*Requirements*. Gather all lines with "rights" from the records.

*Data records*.
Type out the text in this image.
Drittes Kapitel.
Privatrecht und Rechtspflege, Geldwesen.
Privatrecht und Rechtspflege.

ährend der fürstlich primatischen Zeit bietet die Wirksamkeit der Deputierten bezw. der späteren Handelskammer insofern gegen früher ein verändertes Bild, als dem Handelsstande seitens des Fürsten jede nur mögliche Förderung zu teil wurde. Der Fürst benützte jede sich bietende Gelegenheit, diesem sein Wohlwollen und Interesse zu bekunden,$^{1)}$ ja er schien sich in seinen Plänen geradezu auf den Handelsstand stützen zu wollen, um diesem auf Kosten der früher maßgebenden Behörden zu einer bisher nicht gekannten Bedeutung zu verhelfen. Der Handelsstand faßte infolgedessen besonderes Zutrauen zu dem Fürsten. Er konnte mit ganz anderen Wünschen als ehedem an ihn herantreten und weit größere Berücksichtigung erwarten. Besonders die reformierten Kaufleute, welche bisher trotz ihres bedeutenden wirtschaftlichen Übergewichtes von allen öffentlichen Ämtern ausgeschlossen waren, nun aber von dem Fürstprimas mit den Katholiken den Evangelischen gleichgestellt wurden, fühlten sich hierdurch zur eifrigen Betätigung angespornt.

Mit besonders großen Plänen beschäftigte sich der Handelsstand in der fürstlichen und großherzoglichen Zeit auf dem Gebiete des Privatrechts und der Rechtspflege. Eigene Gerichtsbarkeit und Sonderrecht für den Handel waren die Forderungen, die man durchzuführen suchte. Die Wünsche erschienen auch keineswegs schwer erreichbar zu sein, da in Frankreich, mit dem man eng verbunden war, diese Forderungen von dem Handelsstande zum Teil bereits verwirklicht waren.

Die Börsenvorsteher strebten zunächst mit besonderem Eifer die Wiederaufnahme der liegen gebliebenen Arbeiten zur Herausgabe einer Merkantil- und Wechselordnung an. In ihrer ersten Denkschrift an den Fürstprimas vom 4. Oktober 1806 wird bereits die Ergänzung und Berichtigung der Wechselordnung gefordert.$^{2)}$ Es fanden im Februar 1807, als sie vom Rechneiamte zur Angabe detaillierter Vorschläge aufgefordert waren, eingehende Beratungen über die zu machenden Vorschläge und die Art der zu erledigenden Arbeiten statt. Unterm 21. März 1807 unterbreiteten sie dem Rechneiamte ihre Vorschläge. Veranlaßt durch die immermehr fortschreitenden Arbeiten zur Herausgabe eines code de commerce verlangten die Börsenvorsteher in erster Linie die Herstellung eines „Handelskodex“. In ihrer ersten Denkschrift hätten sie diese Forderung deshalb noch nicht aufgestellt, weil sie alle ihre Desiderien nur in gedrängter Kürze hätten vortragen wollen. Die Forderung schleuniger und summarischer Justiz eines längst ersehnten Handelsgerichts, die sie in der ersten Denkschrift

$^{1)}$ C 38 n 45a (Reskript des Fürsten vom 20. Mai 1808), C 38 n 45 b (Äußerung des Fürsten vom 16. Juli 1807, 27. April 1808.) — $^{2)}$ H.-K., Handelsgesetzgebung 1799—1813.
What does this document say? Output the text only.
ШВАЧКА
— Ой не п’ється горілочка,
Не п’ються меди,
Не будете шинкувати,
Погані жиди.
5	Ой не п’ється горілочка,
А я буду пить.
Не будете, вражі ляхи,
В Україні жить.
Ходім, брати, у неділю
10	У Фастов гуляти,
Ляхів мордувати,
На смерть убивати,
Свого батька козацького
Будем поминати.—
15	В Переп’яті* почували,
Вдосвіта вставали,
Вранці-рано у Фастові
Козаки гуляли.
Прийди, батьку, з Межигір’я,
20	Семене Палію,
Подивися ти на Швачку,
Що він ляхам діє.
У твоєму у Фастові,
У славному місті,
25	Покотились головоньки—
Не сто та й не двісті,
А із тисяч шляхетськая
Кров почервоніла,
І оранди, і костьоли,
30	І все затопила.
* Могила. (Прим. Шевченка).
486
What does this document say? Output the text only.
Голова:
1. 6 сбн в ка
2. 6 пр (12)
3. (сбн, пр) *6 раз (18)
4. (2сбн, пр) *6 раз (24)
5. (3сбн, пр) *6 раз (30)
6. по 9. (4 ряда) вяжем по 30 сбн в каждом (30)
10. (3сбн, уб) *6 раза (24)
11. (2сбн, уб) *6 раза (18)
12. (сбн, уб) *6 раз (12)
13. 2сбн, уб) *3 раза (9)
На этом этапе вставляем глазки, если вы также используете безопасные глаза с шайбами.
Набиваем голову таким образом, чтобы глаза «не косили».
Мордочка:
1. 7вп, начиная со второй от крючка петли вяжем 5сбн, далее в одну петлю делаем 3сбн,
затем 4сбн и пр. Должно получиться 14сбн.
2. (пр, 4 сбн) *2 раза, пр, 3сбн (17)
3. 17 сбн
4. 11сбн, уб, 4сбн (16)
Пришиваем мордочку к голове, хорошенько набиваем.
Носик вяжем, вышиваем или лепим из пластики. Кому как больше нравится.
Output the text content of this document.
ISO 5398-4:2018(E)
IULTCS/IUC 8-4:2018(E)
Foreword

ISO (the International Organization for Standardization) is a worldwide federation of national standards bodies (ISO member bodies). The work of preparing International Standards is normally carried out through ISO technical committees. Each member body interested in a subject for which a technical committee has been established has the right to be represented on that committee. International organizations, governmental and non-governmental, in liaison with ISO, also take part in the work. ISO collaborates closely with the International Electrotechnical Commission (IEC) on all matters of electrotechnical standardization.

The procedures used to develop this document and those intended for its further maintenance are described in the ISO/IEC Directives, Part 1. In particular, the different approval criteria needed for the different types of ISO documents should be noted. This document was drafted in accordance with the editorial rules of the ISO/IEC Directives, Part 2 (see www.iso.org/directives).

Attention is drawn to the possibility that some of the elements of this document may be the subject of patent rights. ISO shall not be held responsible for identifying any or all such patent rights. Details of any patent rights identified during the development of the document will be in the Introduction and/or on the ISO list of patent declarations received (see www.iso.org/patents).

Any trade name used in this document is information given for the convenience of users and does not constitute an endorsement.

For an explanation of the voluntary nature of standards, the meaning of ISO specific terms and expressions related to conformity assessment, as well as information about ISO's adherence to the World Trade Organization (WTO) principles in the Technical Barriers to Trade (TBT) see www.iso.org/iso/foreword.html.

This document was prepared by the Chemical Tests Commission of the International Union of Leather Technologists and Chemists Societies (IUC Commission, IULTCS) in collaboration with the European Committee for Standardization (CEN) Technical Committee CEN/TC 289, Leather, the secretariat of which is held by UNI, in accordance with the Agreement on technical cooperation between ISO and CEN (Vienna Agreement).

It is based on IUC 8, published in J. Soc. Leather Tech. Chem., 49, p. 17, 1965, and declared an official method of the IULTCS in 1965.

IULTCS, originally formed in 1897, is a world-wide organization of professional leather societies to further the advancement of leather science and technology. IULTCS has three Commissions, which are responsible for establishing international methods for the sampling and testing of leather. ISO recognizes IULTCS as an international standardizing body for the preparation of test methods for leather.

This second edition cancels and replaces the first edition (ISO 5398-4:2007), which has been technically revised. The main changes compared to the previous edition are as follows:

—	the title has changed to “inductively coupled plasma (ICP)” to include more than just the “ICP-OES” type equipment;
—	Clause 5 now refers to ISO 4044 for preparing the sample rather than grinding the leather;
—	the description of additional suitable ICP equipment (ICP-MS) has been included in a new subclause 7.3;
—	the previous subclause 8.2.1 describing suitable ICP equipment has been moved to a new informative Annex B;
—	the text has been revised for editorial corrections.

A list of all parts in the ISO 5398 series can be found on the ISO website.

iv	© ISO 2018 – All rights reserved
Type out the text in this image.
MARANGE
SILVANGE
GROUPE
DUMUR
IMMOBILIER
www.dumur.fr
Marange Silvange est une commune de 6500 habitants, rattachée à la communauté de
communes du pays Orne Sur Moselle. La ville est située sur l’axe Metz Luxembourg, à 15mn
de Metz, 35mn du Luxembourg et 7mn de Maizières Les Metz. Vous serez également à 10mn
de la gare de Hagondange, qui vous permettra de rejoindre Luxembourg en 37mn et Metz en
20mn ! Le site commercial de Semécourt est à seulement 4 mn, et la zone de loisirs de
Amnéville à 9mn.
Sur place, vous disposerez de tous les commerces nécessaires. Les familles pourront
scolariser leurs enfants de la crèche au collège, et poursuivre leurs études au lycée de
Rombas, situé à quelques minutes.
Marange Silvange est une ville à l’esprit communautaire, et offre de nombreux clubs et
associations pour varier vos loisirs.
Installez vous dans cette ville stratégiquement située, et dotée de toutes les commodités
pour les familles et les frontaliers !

*Task response*.
Attention is drawn to the possibility that some of the elements of this document may be the subject of patent rights. ISO shall not be held responsible for identifying any or all such patent rights. Details of any patent rights identified during the development of the document will be in the Introduction and/or on the ISO list of patent declarations received (see www.iso.org/patents).
iv	© ISO 2018 – All rights reserved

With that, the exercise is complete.